**Task statement**. Your task is to copy every line of the records below that contains "nghị".

Stored data:
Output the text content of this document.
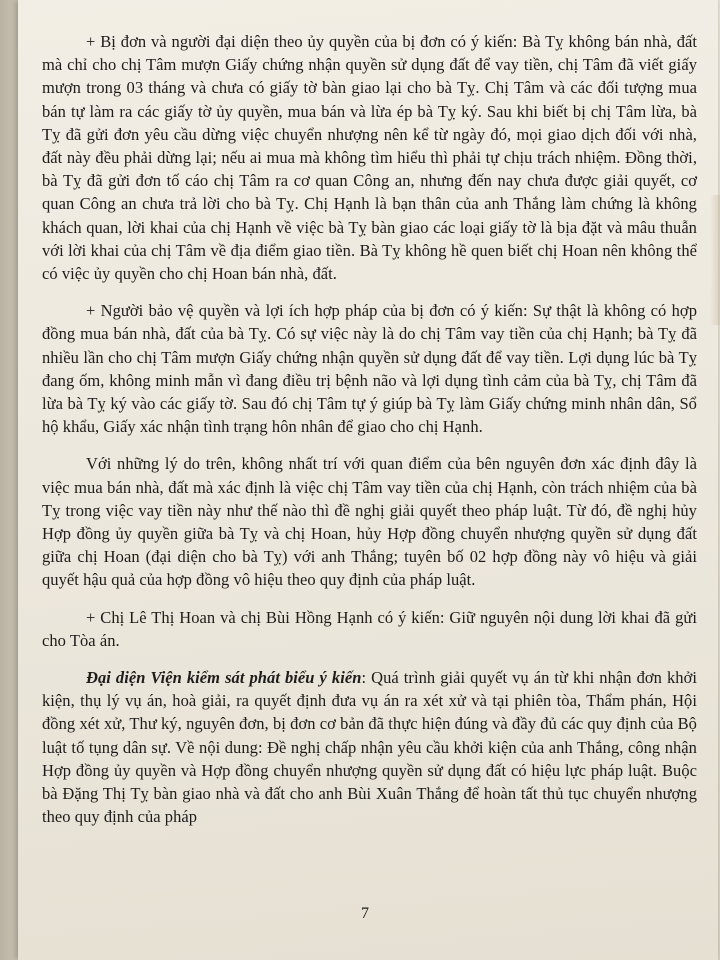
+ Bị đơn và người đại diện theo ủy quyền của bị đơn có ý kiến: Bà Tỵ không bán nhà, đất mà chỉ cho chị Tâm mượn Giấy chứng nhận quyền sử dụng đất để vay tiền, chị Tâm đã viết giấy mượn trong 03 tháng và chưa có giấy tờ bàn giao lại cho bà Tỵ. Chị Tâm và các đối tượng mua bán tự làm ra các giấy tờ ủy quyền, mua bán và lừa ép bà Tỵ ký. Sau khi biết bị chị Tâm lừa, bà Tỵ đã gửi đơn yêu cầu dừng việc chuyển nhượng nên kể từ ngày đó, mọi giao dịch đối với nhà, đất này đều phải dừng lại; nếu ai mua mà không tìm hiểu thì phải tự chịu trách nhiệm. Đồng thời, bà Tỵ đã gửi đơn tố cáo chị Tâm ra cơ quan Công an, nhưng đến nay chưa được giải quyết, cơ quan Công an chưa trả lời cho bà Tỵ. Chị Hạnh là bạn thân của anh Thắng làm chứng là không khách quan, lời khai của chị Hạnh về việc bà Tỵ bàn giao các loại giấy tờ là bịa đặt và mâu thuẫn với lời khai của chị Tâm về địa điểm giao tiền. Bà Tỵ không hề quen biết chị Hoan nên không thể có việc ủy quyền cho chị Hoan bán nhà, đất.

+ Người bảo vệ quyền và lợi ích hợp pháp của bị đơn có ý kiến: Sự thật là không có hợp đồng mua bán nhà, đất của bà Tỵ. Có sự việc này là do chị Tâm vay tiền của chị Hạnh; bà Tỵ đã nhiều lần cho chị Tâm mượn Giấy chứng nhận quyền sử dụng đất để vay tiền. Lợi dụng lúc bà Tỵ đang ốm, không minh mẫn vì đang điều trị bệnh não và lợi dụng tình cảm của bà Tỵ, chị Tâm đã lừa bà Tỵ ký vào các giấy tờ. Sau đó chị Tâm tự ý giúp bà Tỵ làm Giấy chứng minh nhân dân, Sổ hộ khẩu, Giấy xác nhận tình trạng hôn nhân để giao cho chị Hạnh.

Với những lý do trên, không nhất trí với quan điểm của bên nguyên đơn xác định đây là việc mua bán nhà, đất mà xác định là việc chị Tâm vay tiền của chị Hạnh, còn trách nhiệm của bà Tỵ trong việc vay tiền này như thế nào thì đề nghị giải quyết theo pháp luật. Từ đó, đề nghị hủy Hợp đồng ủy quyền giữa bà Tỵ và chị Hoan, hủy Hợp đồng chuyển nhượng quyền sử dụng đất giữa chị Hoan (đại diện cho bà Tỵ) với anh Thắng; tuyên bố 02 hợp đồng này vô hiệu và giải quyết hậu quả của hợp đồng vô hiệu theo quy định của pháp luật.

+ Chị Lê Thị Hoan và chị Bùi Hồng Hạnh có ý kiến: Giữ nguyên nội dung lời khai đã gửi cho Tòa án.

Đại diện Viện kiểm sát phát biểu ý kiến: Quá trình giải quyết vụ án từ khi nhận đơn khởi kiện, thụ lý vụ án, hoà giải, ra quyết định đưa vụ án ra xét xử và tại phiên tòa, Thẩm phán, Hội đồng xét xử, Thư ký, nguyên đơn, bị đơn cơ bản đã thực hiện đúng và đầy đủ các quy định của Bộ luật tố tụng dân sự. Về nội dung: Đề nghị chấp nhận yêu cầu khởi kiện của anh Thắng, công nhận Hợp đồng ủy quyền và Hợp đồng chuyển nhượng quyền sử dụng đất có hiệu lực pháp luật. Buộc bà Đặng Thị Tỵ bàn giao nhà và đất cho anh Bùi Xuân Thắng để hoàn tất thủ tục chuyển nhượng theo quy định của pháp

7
--
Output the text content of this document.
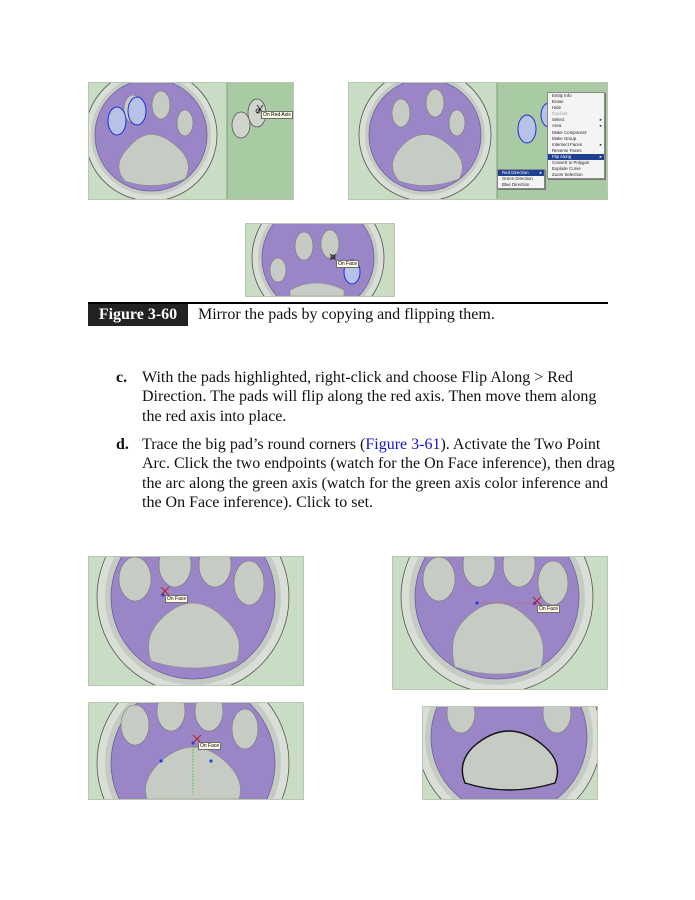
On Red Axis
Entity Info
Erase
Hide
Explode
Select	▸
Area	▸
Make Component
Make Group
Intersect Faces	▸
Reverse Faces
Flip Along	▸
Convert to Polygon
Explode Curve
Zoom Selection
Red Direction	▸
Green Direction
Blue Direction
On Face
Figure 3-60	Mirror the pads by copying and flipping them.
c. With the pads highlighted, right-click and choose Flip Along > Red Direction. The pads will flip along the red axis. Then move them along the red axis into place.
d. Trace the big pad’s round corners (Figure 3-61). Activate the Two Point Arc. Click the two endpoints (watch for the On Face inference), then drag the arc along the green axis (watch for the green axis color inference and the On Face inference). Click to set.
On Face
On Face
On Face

**Full solution**.
Với những lý do trên, không nhất trí với quan điểm của bên nguyên đơn xác định đây là việc mua bán nhà, đất mà xác định là việc chị Tâm vay tiền của chị Hạnh, còn trách nhiệm của bà Tỵ trong việc vay tiền này như thế nào thì đề nghị giải quyết theo pháp luật. Từ đó, đề nghị hủy Hợp đồng ủy quyền giữa bà Tỵ và chị Hoan, hủy Hợp đồng chuyển nhượng quyền sử dụng đất giữa chị Hoan (đại diện cho bà Tỵ) với anh Thắng; tuyên bố 02 hợp đồng này vô hiệu và giải quyết hậu quả của hợp đồng vô hiệu theo quy định của pháp luật.
Đại diện Viện kiểm sát phát biểu ý kiến: Quá trình giải quyết vụ án từ khi nhận đơn khởi kiện, thụ lý vụ án, hoà giải, ra quyết định đưa vụ án ra xét xử và tại phiên tòa, Thẩm phán, Hội đồng xét xử, Thư ký, nguyên đơn, bị đơn cơ bản đã thực hiện đúng và đầy đủ các quy định của Bộ luật tố tụng dân sự. Về nội dung: Đề nghị chấp nhận yêu cầu khởi kiện của anh Thắng, công nhận Hợp đồng ủy quyền và Hợp đồng chuyển nhượng quyền sử dụng đất có hiệu lực pháp luật. Buộc bà Đặng Thị Tỵ bàn giao nhà và đất cho anh Bùi Xuân Thắng để hoàn tất thủ tục chuyển nhượng theo quy định của pháp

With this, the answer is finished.